**Dataset extract**
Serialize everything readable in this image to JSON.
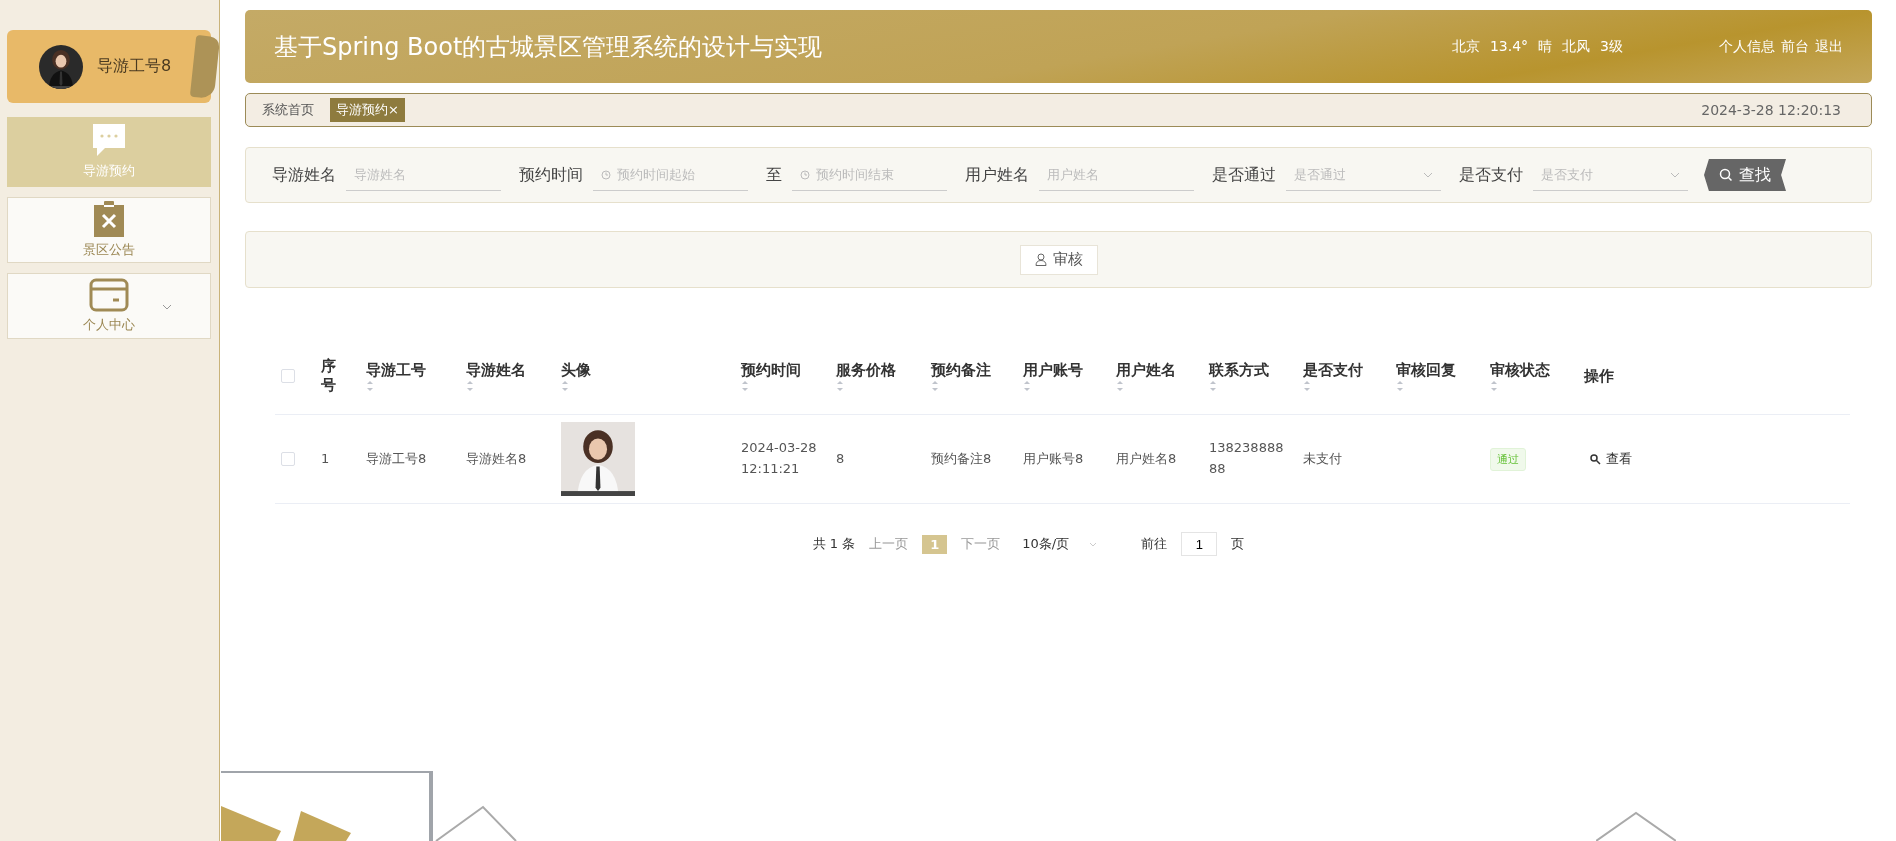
{
  "sidebar": {
    "user": {
      "name": "导游工号8",
      "avatar": {
        "kind": "picture"
      }
    },
    "items": [
      {
        "label": "导游预约",
        "kind": "chat",
        "selected": true
      },
      {
        "label": "景区公告",
        "kind": "clipboard",
        "selected": false
      },
      {
        "label": "个人中心",
        "kind": "card",
        "selected": false,
        "expanded": false
      }
    ]
  },
  "header": {
    "title": "基于Spring Boot的古城景区管理系统的设计与实现",
    "weather": [
      "北京",
      "13.4°",
      "晴",
      "北风",
      "3级"
    ],
    "links": [
      "个人信息",
      "前台",
      "退出"
    ]
  },
  "tabs": {
    "items": [
      {
        "label": "系统首页",
        "selected": false
      },
      {
        "label": "导游预约",
        "close": "×",
        "selected": true
      }
    ],
    "datetime": "2024-3-28 12:20:13"
  },
  "search": {
    "fields": [
      {
        "label": "导游姓名",
        "kind": "text",
        "placeholder": "导游姓名"
      },
      {
        "label": "预约时间",
        "kind": "date",
        "placeholder": "预约时间起始"
      },
      {
        "label": "至",
        "kind": "date",
        "placeholder": "预约时间结束"
      },
      {
        "label": "用户姓名",
        "kind": "text",
        "placeholder": "用户姓名"
      },
      {
        "label": "是否通过",
        "kind": "select",
        "placeholder": "是否通过"
      },
      {
        "label": "是否支付",
        "kind": "select",
        "placeholder": "是否支付"
      }
    ],
    "button": "查找"
  },
  "actions": [
    "审核"
  ],
  "table": {
    "all_checked": false,
    "columns": [
      {
        "label": "序号",
        "sortable": false
      },
      {
        "label": "导游工号",
        "sortable": true
      },
      {
        "label": "导游姓名",
        "sortable": true
      },
      {
        "label": "头像",
        "sortable": true
      },
      {
        "label": "预约时间",
        "sortable": true
      },
      {
        "label": "服务价格",
        "sortable": true
      },
      {
        "label": "预约备注",
        "sortable": true
      },
      {
        "label": "用户账号",
        "sortable": true
      },
      {
        "label": "用户姓名",
        "sortable": true
      },
      {
        "label": "联系方式",
        "sortable": true
      },
      {
        "label": "是否支付",
        "sortable": true
      },
      {
        "label": "审核回复",
        "sortable": true
      },
      {
        "label": "审核状态",
        "sortable": true
      },
      {
        "label": "操作",
        "sortable": false
      }
    ],
    "rows": [
      {
        "checked": false,
        "cells": [
          {
            "kind": "text",
            "text": "1"
          },
          {
            "kind": "text",
            "text": "导游工号8"
          },
          {
            "kind": "text",
            "text": "导游姓名8"
          },
          {
            "kind": "picture"
          },
          {
            "kind": "text",
            "text": "2024-03-28 12:11:21"
          },
          {
            "kind": "text",
            "text": "8"
          },
          {
            "kind": "text",
            "text": "预约备注8"
          },
          {
            "kind": "text",
            "text": "用户账号8"
          },
          {
            "kind": "text",
            "text": "用户姓名8"
          },
          {
            "kind": "text",
            "text": "13823888888"
          },
          {
            "kind": "text",
            "text": "未支付"
          },
          {
            "kind": "empty"
          },
          {
            "kind": "tag",
            "text": "通过"
          },
          {
            "kind": "action",
            "text": "查看"
          }
        ]
      }
    ]
  },
  "pagination": {
    "total": "共 1 条",
    "prev": "上一页",
    "pages": [
      {
        "label": "1",
        "selected": true
      }
    ],
    "next": "下一页",
    "size": "10条/页",
    "goto": "前往",
    "goto_value": "1",
    "goto_suffix": "页"
  }
}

**Directions**
Transcribe the records above exactly as they appear, leaving out any pictures.

**Output of the exercise**
Serialize everything readable in this image to JSON.
{
  "sidebar": {
    "user": {
      "name": "导游工号8",
      "avatar": {
        "kind": "picture"
      }
    },
    "items": [
      {
        "label": "导游预约",
        "kind": "chat",
        "selected": true
      },
      {
        "label": "景区公告",
        "kind": "clipboard",
        "selected": false
      },
      {
        "label": "个人中心",
        "kind": "card",
        "selected": false,
        "expanded": false
      }
    ]
  },
  "header": {
    "title": "基于Spring Boot的古城景区管理系统的设计与实现",
    "weather": [
      "北京",
      "13.4°",
      "晴",
      "北风",
      "3级"
    ],
    "links": [
      "个人信息",
      "前台",
      "退出"
    ]
  },
  "tabs": {
    "items": [
      {
        "label": "系统首页",
        "selected": false
      },
      {
        "label": "导游预约",
        "close": "×",
        "selected": true
      }
    ],
    "datetime": "2024-3-28 12:20:13"
  },
  "search": {
    "fields": [
      {
        "label": "导游姓名",
        "kind": "text",
        "placeholder": "导游姓名"
      },
      {
        "label": "预约时间",
        "kind": "date",
        "placeholder": "预约时间起始"
      },
      {
        "label": "至",
        "kind": "date",
        "placeholder": "预约时间结束"
      },
      {
        "label": "用户姓名",
        "kind": "text",
        "placeholder": "用户姓名"
      },
      {
        "label": "是否通过",
        "kind": "select",
        "placeholder": "是否通过"
      },
      {
        "label": "是否支付",
        "kind": "select",
        "placeholder": "是否支付"
      }
    ],
    "button": "查找"
  },
  "actions": [
    "审核"
  ],
  "table": {
    "all_checked": false,
    "columns": [
      {
        "label": "序号",
        "sortable": false
      },
      {
        "label": "导游工号",
        "sortable": true
      },
      {
        "label": "导游姓名",
        "sortable": true
      },
      {
        "label": "头像",
        "sortable": true
      },
      {
        "label": "预约时间",
        "sortable": true
      },
      {
        "label": "服务价格",
        "sortable": true
      },
      {
        "label": "预约备注",
        "sortable": true
      },
      {
        "label": "用户账号",
        "sortable": true
      },
      {
        "label": "用户姓名",
        "sortable": true
      },
      {
        "label": "联系方式",
        "sortable": true
      },
      {
        "label": "是否支付",
        "sortable": true
      },
      {
        "label": "审核回复",
        "sortable": true
      },
      {
        "label": "审核状态",
        "sortable": true
      },
      {
        "label": "操作",
        "sortable": false
      }
    ],
    "rows": [
      {
        "checked": false,
        "cells": [
          {
            "kind": "text",
            "text": "1"
          },
          {
            "kind": "text",
            "text": "导游工号8"
          },
          {
            "kind": "text",
            "text": "导游姓名8"
          },
          {
            "kind": "picture"
          },
          {
            "kind": "text",
            "text": "2024-03-28 12:11:21"
          },
          {
            "kind": "text",
            "text": "8"
          },
          {
            "kind": "text",
            "text": "预约备注8"
          },
          {
            "kind": "text",
            "text": "用户账号8"
          },
          {
            "kind": "text",
            "text": "用户姓名8"
          },
          {
            "kind": "text",
            "text": "13823888888"
          },
          {
            "kind": "text",
            "text": "未支付"
          },
          {
            "kind": "empty"
          },
          {
            "kind": "tag",
            "text": "通过"
          },
          {
            "kind": "action",
            "text": "查看"
          }
        ]
      }
    ]
  },
  "pagination": {
    "total": "共 1 条",
    "prev": "上一页",
    "pages": [
      {
        "label": "1",
        "selected": true
      }
    ],
    "next": "下一页",
    "size": "10条/页",
    "goto": "前往",
    "goto_value": "1",
    "goto_suffix": "页"
  }
}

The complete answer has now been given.